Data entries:
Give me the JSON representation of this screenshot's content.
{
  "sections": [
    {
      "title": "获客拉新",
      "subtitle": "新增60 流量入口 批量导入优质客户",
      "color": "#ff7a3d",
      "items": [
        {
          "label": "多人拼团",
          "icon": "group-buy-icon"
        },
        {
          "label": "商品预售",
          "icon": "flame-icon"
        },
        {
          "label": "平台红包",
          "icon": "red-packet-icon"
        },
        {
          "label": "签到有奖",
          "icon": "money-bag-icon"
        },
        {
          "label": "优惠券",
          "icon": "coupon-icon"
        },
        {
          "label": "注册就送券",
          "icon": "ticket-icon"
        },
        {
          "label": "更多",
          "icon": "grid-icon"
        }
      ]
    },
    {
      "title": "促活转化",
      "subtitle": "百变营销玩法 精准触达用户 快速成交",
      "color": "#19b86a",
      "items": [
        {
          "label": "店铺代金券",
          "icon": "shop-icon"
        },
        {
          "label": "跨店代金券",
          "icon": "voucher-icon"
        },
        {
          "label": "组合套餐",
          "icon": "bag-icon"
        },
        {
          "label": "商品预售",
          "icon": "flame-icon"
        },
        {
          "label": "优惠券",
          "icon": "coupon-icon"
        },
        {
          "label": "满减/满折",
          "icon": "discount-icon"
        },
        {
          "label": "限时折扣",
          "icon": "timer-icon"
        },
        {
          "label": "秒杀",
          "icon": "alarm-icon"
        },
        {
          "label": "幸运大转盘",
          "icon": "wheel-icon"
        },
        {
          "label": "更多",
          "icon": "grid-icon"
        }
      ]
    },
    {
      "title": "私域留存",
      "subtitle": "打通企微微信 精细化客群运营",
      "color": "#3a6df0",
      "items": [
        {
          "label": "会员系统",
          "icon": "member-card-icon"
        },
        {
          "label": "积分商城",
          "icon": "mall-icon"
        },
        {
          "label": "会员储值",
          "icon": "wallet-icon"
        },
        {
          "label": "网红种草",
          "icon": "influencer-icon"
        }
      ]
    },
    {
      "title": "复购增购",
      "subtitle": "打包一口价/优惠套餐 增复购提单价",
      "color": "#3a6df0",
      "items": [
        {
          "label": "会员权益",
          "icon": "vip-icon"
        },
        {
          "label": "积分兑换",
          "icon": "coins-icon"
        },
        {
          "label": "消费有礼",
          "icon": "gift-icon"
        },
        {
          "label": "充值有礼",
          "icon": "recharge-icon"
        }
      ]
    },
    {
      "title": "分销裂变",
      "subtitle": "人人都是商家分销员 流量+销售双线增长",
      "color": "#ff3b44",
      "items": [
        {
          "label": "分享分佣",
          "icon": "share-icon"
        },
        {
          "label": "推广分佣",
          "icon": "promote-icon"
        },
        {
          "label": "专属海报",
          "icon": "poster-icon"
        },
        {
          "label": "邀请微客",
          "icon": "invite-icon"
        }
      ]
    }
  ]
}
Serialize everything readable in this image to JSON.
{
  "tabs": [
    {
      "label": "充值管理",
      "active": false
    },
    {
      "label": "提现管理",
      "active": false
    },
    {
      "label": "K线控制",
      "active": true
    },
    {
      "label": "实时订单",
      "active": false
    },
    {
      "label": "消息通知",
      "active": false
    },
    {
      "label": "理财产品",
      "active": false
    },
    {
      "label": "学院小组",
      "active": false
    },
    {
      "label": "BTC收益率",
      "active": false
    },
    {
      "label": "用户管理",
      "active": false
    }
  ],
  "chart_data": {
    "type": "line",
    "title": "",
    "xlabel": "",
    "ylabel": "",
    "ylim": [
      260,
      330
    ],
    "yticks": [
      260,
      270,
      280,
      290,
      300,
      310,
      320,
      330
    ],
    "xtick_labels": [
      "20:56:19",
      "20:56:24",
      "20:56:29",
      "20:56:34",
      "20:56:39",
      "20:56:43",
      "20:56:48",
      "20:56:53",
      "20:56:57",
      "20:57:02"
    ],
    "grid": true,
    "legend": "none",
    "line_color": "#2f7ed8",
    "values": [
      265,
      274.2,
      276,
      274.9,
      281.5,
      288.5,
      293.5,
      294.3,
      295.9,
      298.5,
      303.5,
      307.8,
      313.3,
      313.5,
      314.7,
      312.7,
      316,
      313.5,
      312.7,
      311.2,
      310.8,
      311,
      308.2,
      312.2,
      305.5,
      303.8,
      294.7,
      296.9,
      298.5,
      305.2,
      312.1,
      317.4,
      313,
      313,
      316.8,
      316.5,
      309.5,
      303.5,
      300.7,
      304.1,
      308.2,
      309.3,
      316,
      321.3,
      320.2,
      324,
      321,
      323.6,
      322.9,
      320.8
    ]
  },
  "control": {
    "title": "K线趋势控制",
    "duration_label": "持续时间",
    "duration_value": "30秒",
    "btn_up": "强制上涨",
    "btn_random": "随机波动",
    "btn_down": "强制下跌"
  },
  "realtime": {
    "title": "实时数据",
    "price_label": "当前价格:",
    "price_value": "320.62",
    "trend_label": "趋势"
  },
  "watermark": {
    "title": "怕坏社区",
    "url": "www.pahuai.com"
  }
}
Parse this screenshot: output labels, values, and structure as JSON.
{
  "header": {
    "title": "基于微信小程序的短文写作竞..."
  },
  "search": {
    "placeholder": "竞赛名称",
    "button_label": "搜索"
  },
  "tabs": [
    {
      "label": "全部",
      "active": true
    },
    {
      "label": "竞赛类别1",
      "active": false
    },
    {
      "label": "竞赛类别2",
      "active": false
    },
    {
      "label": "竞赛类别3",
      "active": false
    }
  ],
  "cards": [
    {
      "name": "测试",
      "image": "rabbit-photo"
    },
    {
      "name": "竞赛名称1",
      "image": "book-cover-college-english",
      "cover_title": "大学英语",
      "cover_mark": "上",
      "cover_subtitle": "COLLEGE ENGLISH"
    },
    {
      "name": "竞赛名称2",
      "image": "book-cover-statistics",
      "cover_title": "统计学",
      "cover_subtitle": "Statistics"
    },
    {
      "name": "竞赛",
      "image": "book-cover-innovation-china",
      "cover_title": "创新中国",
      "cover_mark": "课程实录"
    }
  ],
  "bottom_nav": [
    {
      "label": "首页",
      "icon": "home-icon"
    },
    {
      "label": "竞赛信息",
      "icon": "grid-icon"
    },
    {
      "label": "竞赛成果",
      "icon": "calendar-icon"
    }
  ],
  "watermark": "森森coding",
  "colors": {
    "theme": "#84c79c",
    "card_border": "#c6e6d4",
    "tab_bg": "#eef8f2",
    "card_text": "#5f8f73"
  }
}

→ **WORK TO COMPLETE**
Spot every line that holds "this" and copy it.

→ **TASK SOLUTION**
Give me the JSON representation of this screenshot's content.
Serialize everything readable in this image to JSON.
Parse this screenshot: output labels, values, and structure as JSON.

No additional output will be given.